• _Short problem_
Scan the records below. List lines holding "mntl".

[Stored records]
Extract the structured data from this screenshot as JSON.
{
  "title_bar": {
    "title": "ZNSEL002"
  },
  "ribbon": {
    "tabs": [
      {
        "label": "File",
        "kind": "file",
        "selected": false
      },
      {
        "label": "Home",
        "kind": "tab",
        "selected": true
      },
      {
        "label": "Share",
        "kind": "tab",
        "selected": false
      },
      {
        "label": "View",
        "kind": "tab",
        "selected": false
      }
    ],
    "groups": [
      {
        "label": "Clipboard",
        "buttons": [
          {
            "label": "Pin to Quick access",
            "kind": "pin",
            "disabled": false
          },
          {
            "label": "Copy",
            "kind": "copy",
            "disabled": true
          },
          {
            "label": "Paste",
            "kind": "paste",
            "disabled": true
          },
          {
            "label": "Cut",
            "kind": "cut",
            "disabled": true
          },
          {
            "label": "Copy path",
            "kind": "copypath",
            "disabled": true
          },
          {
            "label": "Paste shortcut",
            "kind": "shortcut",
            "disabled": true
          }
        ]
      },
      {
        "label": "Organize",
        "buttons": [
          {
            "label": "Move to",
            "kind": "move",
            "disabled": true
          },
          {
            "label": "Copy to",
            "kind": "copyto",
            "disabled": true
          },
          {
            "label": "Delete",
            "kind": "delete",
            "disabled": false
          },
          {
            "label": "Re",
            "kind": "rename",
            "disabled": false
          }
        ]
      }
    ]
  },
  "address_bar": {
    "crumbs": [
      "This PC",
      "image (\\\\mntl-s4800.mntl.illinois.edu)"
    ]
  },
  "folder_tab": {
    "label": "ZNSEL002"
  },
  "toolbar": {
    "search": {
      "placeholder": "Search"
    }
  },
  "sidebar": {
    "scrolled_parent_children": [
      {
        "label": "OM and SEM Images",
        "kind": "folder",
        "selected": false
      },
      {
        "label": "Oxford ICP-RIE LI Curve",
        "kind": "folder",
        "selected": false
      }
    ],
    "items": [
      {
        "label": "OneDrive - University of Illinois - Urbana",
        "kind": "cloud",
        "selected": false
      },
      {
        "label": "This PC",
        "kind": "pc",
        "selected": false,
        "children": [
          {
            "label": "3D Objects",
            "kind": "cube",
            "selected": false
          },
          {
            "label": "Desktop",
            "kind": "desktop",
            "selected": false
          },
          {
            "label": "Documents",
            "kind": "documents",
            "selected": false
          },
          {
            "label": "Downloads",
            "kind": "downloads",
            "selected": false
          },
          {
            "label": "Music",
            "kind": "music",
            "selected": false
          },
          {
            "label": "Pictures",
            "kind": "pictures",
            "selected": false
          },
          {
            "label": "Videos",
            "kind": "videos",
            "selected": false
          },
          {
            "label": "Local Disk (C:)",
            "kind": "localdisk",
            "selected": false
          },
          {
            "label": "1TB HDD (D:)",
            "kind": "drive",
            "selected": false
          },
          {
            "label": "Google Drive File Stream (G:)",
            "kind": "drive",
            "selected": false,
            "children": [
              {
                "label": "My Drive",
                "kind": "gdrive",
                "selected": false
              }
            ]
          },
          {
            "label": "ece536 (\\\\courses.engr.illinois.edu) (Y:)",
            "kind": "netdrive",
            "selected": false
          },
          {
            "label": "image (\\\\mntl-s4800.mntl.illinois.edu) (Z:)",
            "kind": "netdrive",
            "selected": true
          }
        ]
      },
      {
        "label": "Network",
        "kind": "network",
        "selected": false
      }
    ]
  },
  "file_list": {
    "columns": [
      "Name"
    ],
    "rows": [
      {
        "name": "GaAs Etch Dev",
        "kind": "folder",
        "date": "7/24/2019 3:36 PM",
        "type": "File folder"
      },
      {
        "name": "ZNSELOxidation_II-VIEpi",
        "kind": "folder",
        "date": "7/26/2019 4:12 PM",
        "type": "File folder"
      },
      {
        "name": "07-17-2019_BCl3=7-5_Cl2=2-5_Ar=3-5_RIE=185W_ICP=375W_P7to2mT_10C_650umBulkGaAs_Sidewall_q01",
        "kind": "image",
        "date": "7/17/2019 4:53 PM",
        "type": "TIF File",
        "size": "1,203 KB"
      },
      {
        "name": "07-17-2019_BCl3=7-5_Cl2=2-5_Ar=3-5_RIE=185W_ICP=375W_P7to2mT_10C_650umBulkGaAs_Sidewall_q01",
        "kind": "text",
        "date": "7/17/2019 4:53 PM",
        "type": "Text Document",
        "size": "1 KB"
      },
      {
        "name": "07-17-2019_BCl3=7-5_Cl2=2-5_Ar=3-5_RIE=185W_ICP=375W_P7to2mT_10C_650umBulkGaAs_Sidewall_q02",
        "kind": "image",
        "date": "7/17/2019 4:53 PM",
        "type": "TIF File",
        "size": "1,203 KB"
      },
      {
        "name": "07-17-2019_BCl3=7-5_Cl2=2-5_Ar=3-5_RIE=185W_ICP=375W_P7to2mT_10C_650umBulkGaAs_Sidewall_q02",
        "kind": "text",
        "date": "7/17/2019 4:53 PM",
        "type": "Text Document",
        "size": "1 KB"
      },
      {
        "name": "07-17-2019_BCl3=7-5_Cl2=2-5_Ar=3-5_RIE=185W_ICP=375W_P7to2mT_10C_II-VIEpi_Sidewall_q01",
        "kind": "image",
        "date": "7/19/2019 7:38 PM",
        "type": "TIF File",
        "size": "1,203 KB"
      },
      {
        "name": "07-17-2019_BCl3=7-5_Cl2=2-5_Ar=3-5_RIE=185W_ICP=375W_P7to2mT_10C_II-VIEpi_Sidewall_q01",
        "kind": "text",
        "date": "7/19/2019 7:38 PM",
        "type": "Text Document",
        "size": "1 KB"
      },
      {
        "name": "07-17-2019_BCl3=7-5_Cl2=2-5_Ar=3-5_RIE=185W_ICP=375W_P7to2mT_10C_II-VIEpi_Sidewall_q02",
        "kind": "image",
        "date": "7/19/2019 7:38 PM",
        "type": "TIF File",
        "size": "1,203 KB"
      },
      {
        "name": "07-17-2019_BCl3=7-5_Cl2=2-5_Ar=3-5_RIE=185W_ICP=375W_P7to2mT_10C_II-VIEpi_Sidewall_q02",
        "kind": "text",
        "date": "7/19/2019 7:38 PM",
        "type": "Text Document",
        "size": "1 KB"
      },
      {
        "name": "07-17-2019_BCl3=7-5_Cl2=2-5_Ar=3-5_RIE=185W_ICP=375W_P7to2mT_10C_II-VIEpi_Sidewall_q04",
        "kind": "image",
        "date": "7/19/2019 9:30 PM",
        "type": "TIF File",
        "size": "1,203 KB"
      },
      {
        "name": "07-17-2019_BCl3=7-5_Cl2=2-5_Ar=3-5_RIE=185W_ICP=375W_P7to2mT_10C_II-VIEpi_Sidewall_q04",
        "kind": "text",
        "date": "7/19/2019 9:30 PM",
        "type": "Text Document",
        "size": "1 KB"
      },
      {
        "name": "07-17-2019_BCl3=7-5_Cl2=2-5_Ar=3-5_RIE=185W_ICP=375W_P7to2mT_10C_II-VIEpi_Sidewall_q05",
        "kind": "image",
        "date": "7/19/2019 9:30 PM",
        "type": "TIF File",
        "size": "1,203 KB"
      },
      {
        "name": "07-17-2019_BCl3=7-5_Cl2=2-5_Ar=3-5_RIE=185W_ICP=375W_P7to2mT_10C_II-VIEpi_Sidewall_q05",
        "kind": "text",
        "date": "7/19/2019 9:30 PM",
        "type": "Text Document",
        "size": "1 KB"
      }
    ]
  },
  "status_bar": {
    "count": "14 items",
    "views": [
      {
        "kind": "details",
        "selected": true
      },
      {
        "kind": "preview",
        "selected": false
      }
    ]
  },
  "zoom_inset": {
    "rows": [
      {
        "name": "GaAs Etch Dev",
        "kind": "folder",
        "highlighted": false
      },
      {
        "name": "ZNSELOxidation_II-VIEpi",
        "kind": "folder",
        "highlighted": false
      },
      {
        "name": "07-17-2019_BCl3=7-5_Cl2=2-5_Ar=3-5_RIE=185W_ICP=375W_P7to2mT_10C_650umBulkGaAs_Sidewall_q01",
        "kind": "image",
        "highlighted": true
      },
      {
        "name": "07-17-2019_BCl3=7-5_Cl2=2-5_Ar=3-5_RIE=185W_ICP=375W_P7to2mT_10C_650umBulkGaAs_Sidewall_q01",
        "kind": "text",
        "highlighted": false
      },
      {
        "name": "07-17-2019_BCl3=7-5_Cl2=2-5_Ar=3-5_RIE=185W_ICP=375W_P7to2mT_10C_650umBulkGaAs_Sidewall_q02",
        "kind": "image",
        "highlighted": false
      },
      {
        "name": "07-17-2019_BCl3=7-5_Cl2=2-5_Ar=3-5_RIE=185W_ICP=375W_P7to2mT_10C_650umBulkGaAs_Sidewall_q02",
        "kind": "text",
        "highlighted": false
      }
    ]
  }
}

• _The answer_
      "image (\\\\mntl-s4800.mntl.illinois.edu)"
            "label": "image (\\\\mntl-s4800.mntl.illinois.edu) (Z:)",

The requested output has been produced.